Each line that holds the word "performance" is to be identified and copied.

▶ Extracts from a graphics dataset:
# # # #
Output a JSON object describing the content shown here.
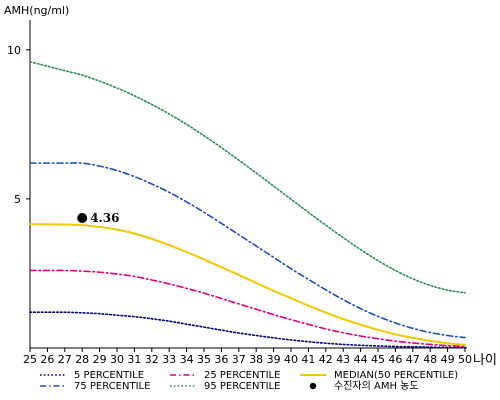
{
  "chart_data": {
    "type": "line",
    "ylabel": "AMH(ng/ml)",
    "xlabel": "나이",
    "xlim": [
      25,
      50
    ],
    "ylim": [
      0,
      11
    ],
    "x_ticks": [
      "25",
      "26",
      "27",
      "28",
      "29",
      "30",
      "31",
      "32",
      "33",
      "34",
      "35",
      "36",
      "37",
      "38",
      "39",
      "40",
      "41",
      "42",
      "43",
      "44",
      "45",
      "46",
      "47",
      "48",
      "49",
      "50"
    ],
    "y_ticks": [
      "5",
      "10"
    ],
    "y_tick_values": [
      5,
      10
    ],
    "grid": false,
    "legend_position": "bottom",
    "x": [
      25,
      26,
      27,
      28,
      29,
      30,
      31,
      32,
      33,
      34,
      35,
      36,
      37,
      38,
      39,
      40,
      41,
      42,
      43,
      44,
      45,
      46,
      47,
      48,
      49,
      50
    ],
    "series": [
      {
        "name": "5 PERCENTILE",
        "color": "#000080",
        "dash": "dotted",
        "values": [
          1.2,
          1.2,
          1.2,
          1.18,
          1.15,
          1.1,
          1.05,
          0.98,
          0.9,
          0.8,
          0.7,
          0.6,
          0.5,
          0.42,
          0.34,
          0.27,
          0.21,
          0.16,
          0.12,
          0.09,
          0.07,
          0.05,
          0.04,
          0.03,
          0.02,
          0.02
        ]
      },
      {
        "name": "25 PERCENTILE",
        "color": "#e0007a",
        "dash": "dashdot",
        "values": [
          2.6,
          2.6,
          2.6,
          2.58,
          2.54,
          2.48,
          2.4,
          2.28,
          2.15,
          2.0,
          1.84,
          1.66,
          1.48,
          1.3,
          1.12,
          0.95,
          0.79,
          0.64,
          0.51,
          0.4,
          0.31,
          0.23,
          0.17,
          0.12,
          0.08,
          0.05
        ]
      },
      {
        "name": "MEDIAN(50 PERCENTILE)",
        "color": "#f2c800",
        "dash": "solid",
        "values": [
          4.15,
          4.15,
          4.14,
          4.12,
          4.06,
          3.97,
          3.84,
          3.66,
          3.45,
          3.22,
          2.97,
          2.71,
          2.45,
          2.18,
          1.92,
          1.67,
          1.42,
          1.19,
          0.97,
          0.78,
          0.61,
          0.46,
          0.34,
          0.24,
          0.16,
          0.1
        ]
      },
      {
        "name": "75 PERCENTILE",
        "color": "#1f4fbf",
        "dash": "dashdot",
        "values": [
          6.2,
          6.2,
          6.2,
          6.2,
          6.1,
          5.95,
          5.75,
          5.5,
          5.22,
          4.9,
          4.55,
          4.18,
          3.8,
          3.42,
          3.04,
          2.66,
          2.3,
          1.95,
          1.62,
          1.32,
          1.06,
          0.84,
          0.66,
          0.52,
          0.42,
          0.35
        ]
      },
      {
        "name": "95 PERCENTILE",
        "color": "#2e8b57",
        "dash": "dotted",
        "values": [
          9.6,
          9.45,
          9.3,
          9.15,
          8.95,
          8.72,
          8.46,
          8.17,
          7.85,
          7.5,
          7.12,
          6.72,
          6.3,
          5.87,
          5.43,
          4.99,
          4.55,
          4.12,
          3.7,
          3.3,
          2.93,
          2.6,
          2.32,
          2.1,
          1.94,
          1.85
        ]
      }
    ],
    "legend_order": [
      0,
      1,
      2,
      3,
      4
    ],
    "patient": {
      "legend_label": "수진자의 AMH 농도",
      "x": 28,
      "y": 4.36,
      "label": "4.36",
      "color": "#000000"
    }
  }
}
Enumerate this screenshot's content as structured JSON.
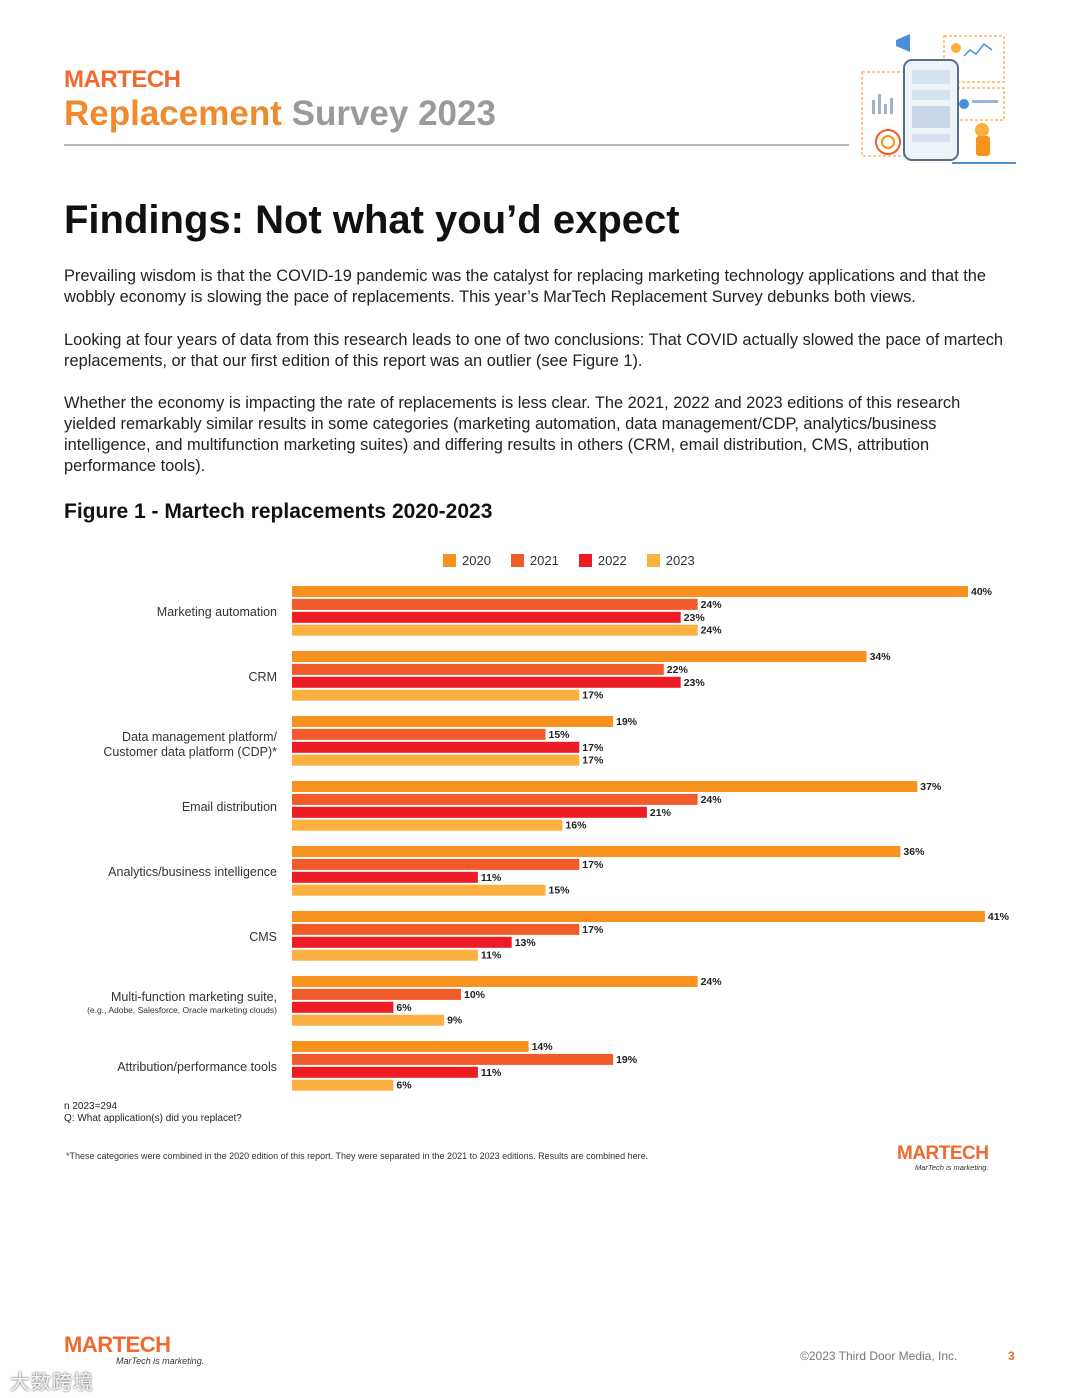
{
  "header": {
    "brand": "MARTECH",
    "title_part1": "Replacement",
    "title_part2": "Survey 2023"
  },
  "headline": "Findings: Not what you’d expect",
  "paragraphs": [
    "Prevailing wisdom is that the COVID-19 pandemic was the catalyst for replacing marketing technology applications and that the wobbly economy is slowing the pace of replacements. This year’s MarTech Replacement Survey debunks both views.",
    "Looking at four years of data from this research leads to one of two conclusions: That COVID actually slowed the pace of martech replacements, or that our first edition of this report was an outlier (see Figure 1).",
    "Whether the economy is impacting the rate of replacements is less clear. The 2021, 2022 and 2023 editions of this research yielded remarkably similar results in some categories (marketing automation, data management/CDP, analytics/business intelligence, and multifunction marketing suites) and differing results in others (CRM, email distribution, CMS, attribution performance tools)."
  ],
  "figure_title": "Figure 1 - Martech replacements 2020-2023",
  "chart_data": {
    "type": "bar",
    "orientation": "horizontal",
    "title": "Figure 1 - Martech replacements 2020-2023",
    "categories": [
      [
        "Marketing automation"
      ],
      [
        "CRM"
      ],
      [
        "Data management platform/",
        "Customer data platform (CDP)*"
      ],
      [
        "Email distribution"
      ],
      [
        "Analytics/business intelligence"
      ],
      [
        "CMS"
      ],
      [
        "Multi-function marketing suite,",
        "(e.g., Adobe, Salesforce, Oracle marketing clouds)"
      ],
      [
        "Attribution/performance tools"
      ]
    ],
    "series": [
      {
        "name": "2020",
        "color": "#f7921e",
        "values": [
          40,
          34,
          19,
          37,
          36,
          41,
          24,
          14
        ]
      },
      {
        "name": "2021",
        "color": "#f15a29",
        "values": [
          24,
          22,
          15,
          24,
          17,
          17,
          10,
          19
        ]
      },
      {
        "name": "2022",
        "color": "#ed1c24",
        "values": [
          23,
          23,
          17,
          21,
          11,
          13,
          6,
          11
        ]
      },
      {
        "name": "2023",
        "color": "#fbb040",
        "values": [
          24,
          17,
          17,
          16,
          15,
          11,
          9,
          6
        ]
      }
    ],
    "value_suffix": "%",
    "xlim": [
      0,
      41
    ],
    "legend_position": "top-center",
    "grid": false
  },
  "notes": [
    "n 2023=294",
    "Q: What application(s) did you replacet?"
  ],
  "footnote": "*These categories were combined in the 2020 edition of this report. They were separated in the 2021 to 2023 editions. Results are combined here.",
  "logo": {
    "word": "MARTECH",
    "tagline": "MarTech is marketing."
  },
  "footer": {
    "copyright": "©2023 Third Door Media, Inc.",
    "page": "3"
  },
  "watermark": "大数跨境"
}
# # # #
▶ EXPECTED OUTPUT:
    "Whether the economy is impacting the rate of replacements is less clear. The 2021, 2022 and 2023 editions of this research yielded remarkably similar results in some categories (marketing automation, data management/CDP, analytics/business intelligence, and multifunction marketing suites) and differing results in others (CRM, email distribution, CMS, attribution performance tools)."
        "Attribution/performance tools"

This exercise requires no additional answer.